On aborde là un sujet très délicat, avec des divergences d’appréciation nombreuses et importantes chez les économistes, en tenant compte du fait que la majorité de ceux qui ont accès aux grands médias sont globalement de droite, européistes, en faveur du statu quo, et hostiles à toute intervention de l’État lorsqu’une entreprise connaît des difficultés, quand elle ne se meurt pas.

 

Je suis parti d’une brève réflexion et d’une boutade de Fabien Roussel (qui ne passe pas son temps uniquement à comploter avec des socialistes de droite) à l’occasion d’une interview accordée à Apolline de Malherbe, dont il avait observé qu’elle parlait plus longtemps que lui (pas de sa faute si son nom signifie “ mauvaise herbe ”). « Nous avons perdu un million d’emplois industriels en l’espace de dix ans, ils ont mis la France sur LeBoncoin et ils l’ont vendu en morceaux ».

 

Récemment, le lecteur le plus fidèle de mon blog me faisait observer qu’en tant que puissance industrielle la Chine était récemment passée devant les États-Unis (28% de la production mondiale contre 16%) Suivaient assez loin le Japon, l’Allemagne, la Corée du Sud, l’Inde, l’Italie (2,3%) et la France qui, avec 1,9% de la production mondiale, devançait péniblement le Royaume-Uni et le Mexique. Á noter également que si l’on considère la place de l’industrie française par rapport à la richesse du pays, elle n’entre aujourd’hui que pour 13% du PIB, contre 23% en 1980 et plus de 30% dans les années cinquante. Cela dit, la valeur ajoutée de l’industrie a progressé ces cinquante dernières années, passant de 28 milliards à 41 milliards d’euros en prix constants.

 

Cet effacement a entraîné une stagnation des emplois industriels à partir de 2015. Un léger mieux fut observé entre 2017 et 2019. Selon France Stratégie – cet intitulé est un programme à lui tout seul : c’est le jeune conseiller Macron qui suggéra ce nouveau nom de baptême – qui a succédé au Commissariat général du Plan et qui dépend du Premier ministre, une tendance à la stabilisation devrait se poursuivre au moins jusqu’en 2030, l’emploi industriel qualifié devant augmenter. Théoriquement, on n'achète que ce qui est à vendre. Mais dans le grand marché capitaliste mondial, on achète aussi ce qui souhaite être vendu mais qui n'ose pas le proclamer urbi et orbi. On peut dès lors justifier toute prédation, toute dérive capitalistique. Á titre d'exemple, je reviendrai en fin d'article sur la mésaventure de Latécoère (mon tropisme sud-ouest m'ayant fait choisir cette entreprise parmi 100).

** Entrées sources **
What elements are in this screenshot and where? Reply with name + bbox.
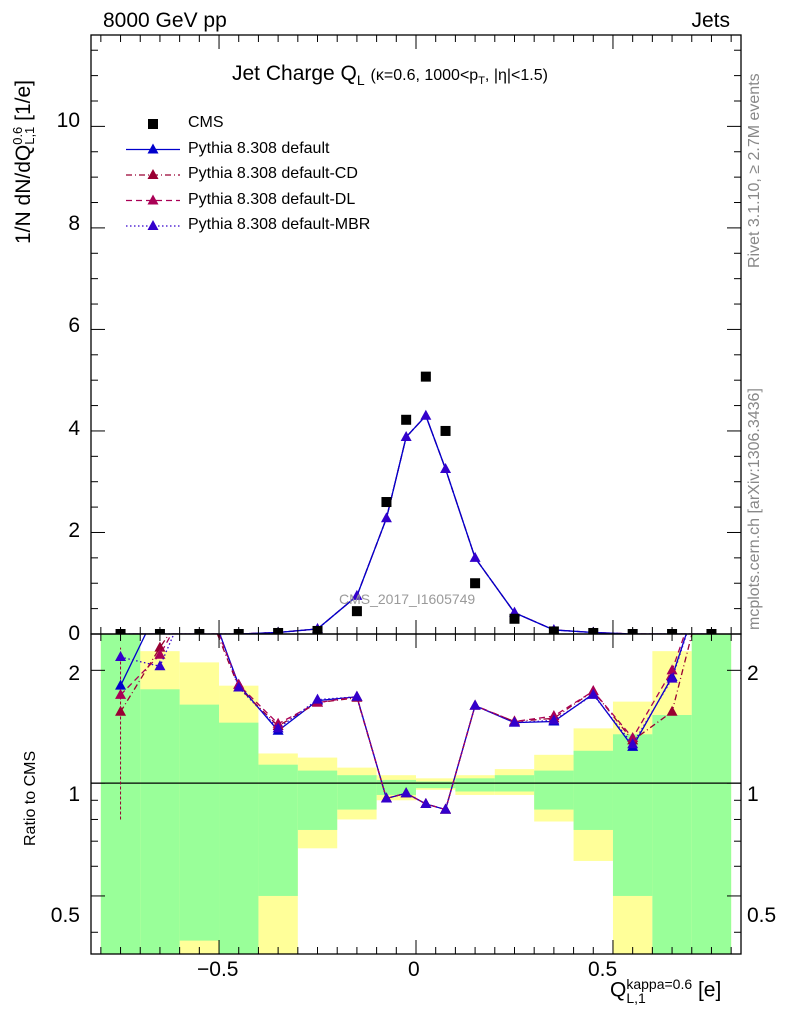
title-detail: (κ=0.6, 1000<pT, |η|<1.5) [370,67,548,88]
ratio-point [380,792,392,803]
ratio-tick-label: 1 [68,783,80,806]
y-ratio-axis-label: Ratio to CMS [22,750,39,846]
ratio-tick-label-right: 1 [747,783,759,806]
legend-marker-triangle [147,220,159,230]
ratio-point [154,648,166,659]
cms-data-point [440,425,451,436]
ratio-point [115,688,127,699]
ratio-point [469,699,481,710]
ratio-tick-label-right: 0.5 [747,904,777,927]
mc-series-line [120,414,712,634]
header-right: Jets [691,9,730,32]
ratio-series-line [120,634,686,811]
ratio-tick-label: 2 [68,662,80,685]
cms-data-point [401,414,412,425]
legend-marker-triangle [147,143,159,154]
legend-label: Pythia 8.308 default [188,139,330,157]
y-tick-label: 4 [68,417,80,440]
ratio-tick-label-right: 2 [747,662,759,685]
mc-point [440,463,452,474]
ratio-point [351,690,363,701]
ratio-point [587,688,599,699]
ratio-point [666,672,678,683]
cms-data-point [420,371,431,382]
green-band-bin [691,634,732,954]
green-band-bin [612,734,653,896]
ratio-point [115,705,127,716]
ratio-point [233,681,245,692]
legend-label: CMS [188,114,224,131]
mc-point [351,589,363,600]
ratio-point [154,660,166,671]
mc-point [380,512,392,523]
legend-marker-triangle [147,169,159,179]
mc-point [400,431,412,442]
chart-title: Jet Charge QL (κ=0.6, 1000<pT, |η|<1.5) [232,62,548,88]
title-main-sub: L [356,72,365,89]
x-tick-label: 0 [408,958,420,981]
cms-data-point [351,606,362,617]
green-band-bin [376,779,416,795]
ratio-point [420,797,432,808]
cms-data-point [381,497,392,508]
y-main-axis-label: 1/N dN/dQ 0.6 L,1 [1/e] [10,80,38,244]
green-band-bin [219,722,259,954]
green-band-bin [416,781,456,789]
green-band-bin [652,714,692,954]
green-band-bin [297,770,338,830]
y-tick-label: 2 [68,519,80,542]
ratio-tick-label: 0.5 [50,904,80,927]
y-tick-label: 6 [68,314,80,337]
title-main: Jet Charge Q [232,62,357,85]
y-tick-label: 10 [56,109,80,132]
legend-label: Pythia 8.308 default-MBR [188,216,371,233]
cms-data-point [470,578,481,589]
ratio-point [627,738,639,749]
cms-data-point [509,613,520,624]
y-tick-label: 0 [68,622,80,645]
green-band-bin [179,704,220,941]
x-tick-label: 0.5 [588,958,618,981]
mcplots-label: mcplots.cern.ch [arXiv:1306.3436] [746,388,763,630]
green-band-bin [573,750,613,830]
ratio-point [666,705,678,716]
mc-point [469,551,481,562]
ratio-point [400,787,412,798]
ratio-point [115,651,127,662]
ratio-point [548,714,560,725]
green-band-bin [455,778,495,792]
analysis-watermark: CMS_2017_I1605749 [339,591,476,607]
green-band-bin [337,775,377,810]
legend-marker-square [148,119,158,129]
legend-label: Pythia 8.308 default-CD [188,165,358,182]
rivet-label: Rivet 3.1.10, ≥ 2.7M events [746,73,763,268]
ratio-point [312,693,324,704]
ratio-point [666,664,678,675]
legend-label: Pythia 8.308 default-DL [188,190,356,208]
green-band-bin [258,764,298,896]
green-band-bin [140,689,180,954]
header-left: 8000 GeV pp [103,9,227,32]
ratio-point [115,679,127,690]
x-tick-label: −0.5 [197,958,239,981]
green-band-bin [534,770,574,810]
legend-marker-triangle [147,194,159,205]
ratio-point [272,722,284,733]
y-tick-label: 8 [68,212,80,235]
ratio-point [508,716,520,727]
ratio-point [440,803,452,814]
mc-point [420,409,432,420]
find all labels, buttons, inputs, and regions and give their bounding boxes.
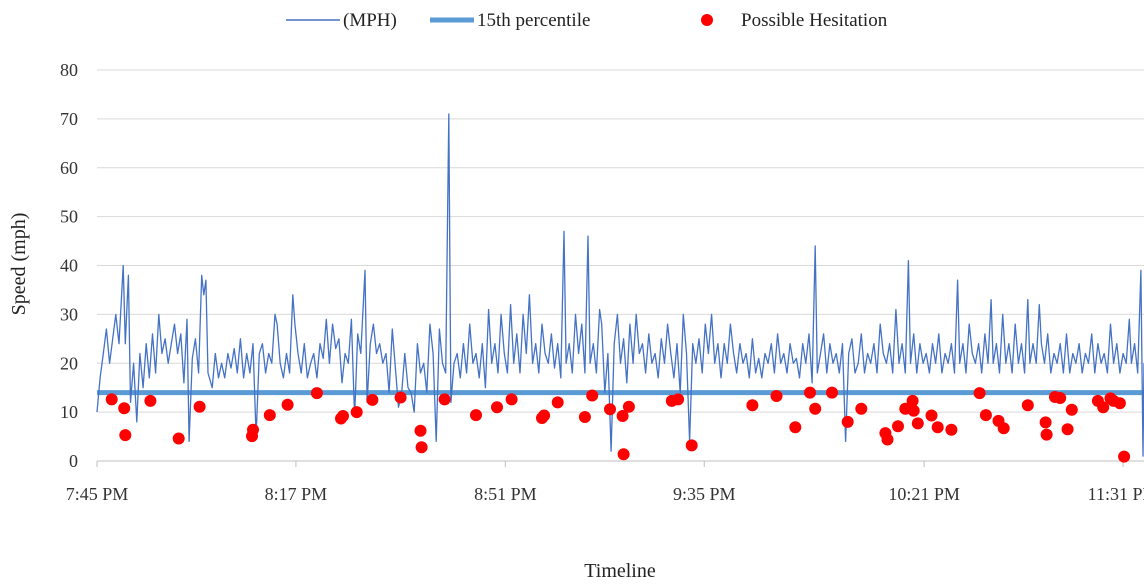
- hesitation-point: [841, 415, 854, 428]
- hesitation-point: [172, 432, 185, 445]
- hesitation-point: [1040, 428, 1053, 441]
- hesitation-point: [804, 386, 816, 399]
- hesitation-point: [586, 389, 599, 402]
- hesitation-point: [247, 423, 259, 436]
- hesitation-point: [809, 402, 822, 415]
- hesitation-point: [1065, 403, 1078, 416]
- hesitation-point: [1118, 450, 1131, 463]
- hesitation-point: [538, 409, 551, 422]
- hesitation-point: [263, 409, 276, 422]
- hesitation-point: [881, 433, 894, 446]
- y-tick-label: 20: [60, 353, 78, 373]
- hesitation-point: [997, 422, 1010, 435]
- x-tick-label: 10:21 PM: [888, 484, 960, 504]
- speed-mph-line: [96, 113, 1144, 457]
- hesitation-point: [1113, 397, 1126, 410]
- hesitation-point: [826, 386, 838, 399]
- x-axis-title: Timeline: [584, 560, 656, 582]
- hesitation-point: [491, 401, 503, 414]
- hesitation-point: [892, 420, 904, 433]
- y-tick-label: 50: [60, 207, 78, 227]
- hesitation-point: [470, 409, 482, 422]
- x-tick-label: 8:17 PM: [265, 484, 328, 504]
- hesitation-point: [907, 404, 920, 417]
- hesitation-point: [193, 400, 206, 413]
- plot-area: [96, 113, 1144, 463]
- hesitation-point: [281, 398, 294, 411]
- hesitation-point: [973, 387, 986, 400]
- y-tick-label: 80: [60, 60, 78, 80]
- hesitation-point: [616, 410, 629, 422]
- hesitation-point: [119, 429, 132, 442]
- hesitation-point: [1039, 416, 1052, 429]
- gridlines: [97, 69, 1144, 462]
- hesitation-point: [855, 402, 868, 415]
- hesitation-point: [685, 439, 698, 452]
- hesitation-point: [337, 410, 349, 422]
- hesitation-point: [1021, 399, 1034, 412]
- hesitation-point: [931, 421, 944, 434]
- hesitation-point: [770, 390, 783, 402]
- hesitation-point: [551, 396, 564, 409]
- legend-label-possible-hesitation: Possible Hesitation: [741, 10, 888, 31]
- hesitation-point: [505, 393, 518, 406]
- y-tick-labels: 0 10 20 30 40 50 60 70 80: [60, 60, 78, 471]
- hesitation-point: [911, 417, 924, 430]
- hesitation-point: [118, 402, 131, 415]
- hesitation-point: [906, 394, 919, 407]
- legend: (MPH) 15th percentile Possible Hesitatio…: [286, 10, 888, 31]
- y-axis-title: Speed (mph): [8, 213, 30, 316]
- hesitation-point: [1061, 423, 1074, 436]
- hesitation-point: [672, 393, 685, 406]
- y-tick-label: 0: [69, 451, 78, 471]
- hesitation-point: [414, 424, 427, 437]
- x-tick-label: 9:35 PM: [673, 484, 736, 504]
- y-tick-label: 60: [60, 158, 78, 178]
- hesitation-point: [789, 421, 802, 434]
- x-tick-label: 7:45 PM: [66, 484, 129, 504]
- hesitation-point: [438, 393, 451, 406]
- hesitation-point: [366, 393, 379, 406]
- hesitation-point: [350, 406, 363, 419]
- hesitation-point: [746, 399, 759, 412]
- y-tick-label: 30: [60, 304, 78, 324]
- hesitation-point: [617, 448, 630, 461]
- hesitation-point: [1097, 401, 1110, 414]
- hesitation-point: [979, 409, 992, 422]
- hesitation-point: [578, 411, 591, 423]
- y-tick-label: 70: [60, 109, 78, 129]
- hesitation-point: [945, 423, 958, 436]
- hesitation-point: [622, 400, 635, 413]
- legend-swatch-possible-hesitation: [701, 14, 713, 26]
- hesitation-point: [105, 393, 118, 406]
- hesitation-point: [310, 387, 323, 400]
- x-tick-labels: 7:45 PM 8:17 PM 8:51 PM 9:35 PM 10:21 PM 11:3…: [66, 461, 1144, 504]
- y-tick-label: 40: [60, 256, 78, 276]
- x-tick-label: 11:31 PM: [1088, 484, 1144, 504]
- y-tick-label: 10: [60, 402, 78, 422]
- x-tick-label: 8:51 PM: [474, 484, 537, 504]
- hesitation-point: [1054, 392, 1067, 404]
- legend-label-15th-percentile: 15th percentile: [477, 10, 590, 31]
- hesitation-point: [394, 391, 407, 404]
- hesitation-point: [415, 441, 428, 454]
- legend-label-mph: (MPH): [343, 10, 397, 31]
- hesitation-point: [925, 409, 938, 422]
- hesitation-point: [604, 403, 616, 416]
- hesitation-point: [144, 394, 157, 407]
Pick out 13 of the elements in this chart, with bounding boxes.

** Objectifs **
1. Comptez les lignes des entrées qui contiennent la chaîne « main », en tenant compte de la casse, et donnez uniquement ce nombre.
2. Prolongez l'extrait sur le déclin de l'industrie française à la suite de sa dernière phrase.

** Réponses rédigées **
1. 3

2.
Quand les entreprises étasuniennes font leurs emplettes ça barde. Et cela ne date pas d'hier. En 1967, Jean-Jacques Servan-Schreiber – pourtant l'un des plus “ américains ” de nos patrons de presse – publiait Le Défi américain, qui allait devenir l'un des deux ou trois best-sellers de la décennie. JJSS envisageait que les investissements étasuniens en Europe pouvaient devenir la première puissance économique du continent. Il estimait que nous étions en train de renoncer à notre compétitivité et que la pente vers le sous-développement était inexorable. Avec un montant de 12 milliards d'euros proposé par General Electric pour racheter la division énergie d'Alstom, nous avons été ces temps-ci en présence du plus gros achat d'une entreprise française par un groupe étasunien. Très bien placé également fut le rachat en 2007 de Danone biscuits et céréales – avec sa marque LU en tête de gondole, dont on nous assure qu'il est désormais un fleuron de l'agriculture “ durable ” – par Kraft Foods (chiffre d'affaire : une vingtaine de millions de dollars). Hé oui, quand on mange un yaourt Danone, quelques centimes vont dans la poche de Warren Buffet.

 

Tout le monde peut faire des yaourts, à commencer par chacun d'entre nous. Mais tout le monde ne maîtrise pas l'électronique. Il est dès lors bien dommage qu'Exxelia, un siècle de savoir-faire dans les composants passifs complexes, donc des produits stratégiques pour, par exemple, la Défense nationale, ait été vendu à Heico, grand spécialiste des systèmes de télécommunication et autres satellites.

 

C'est donc la fleur au fusil et le menton galoche en avant que l'excellent ministre de l'Économie Bruno Le Maire put déclarer en 2022 qu'il n'y avait “ plus de souveraineté politique sans souveraineté technologique et qu'il fallait construire la souveraineté numérique de l'Europe. ”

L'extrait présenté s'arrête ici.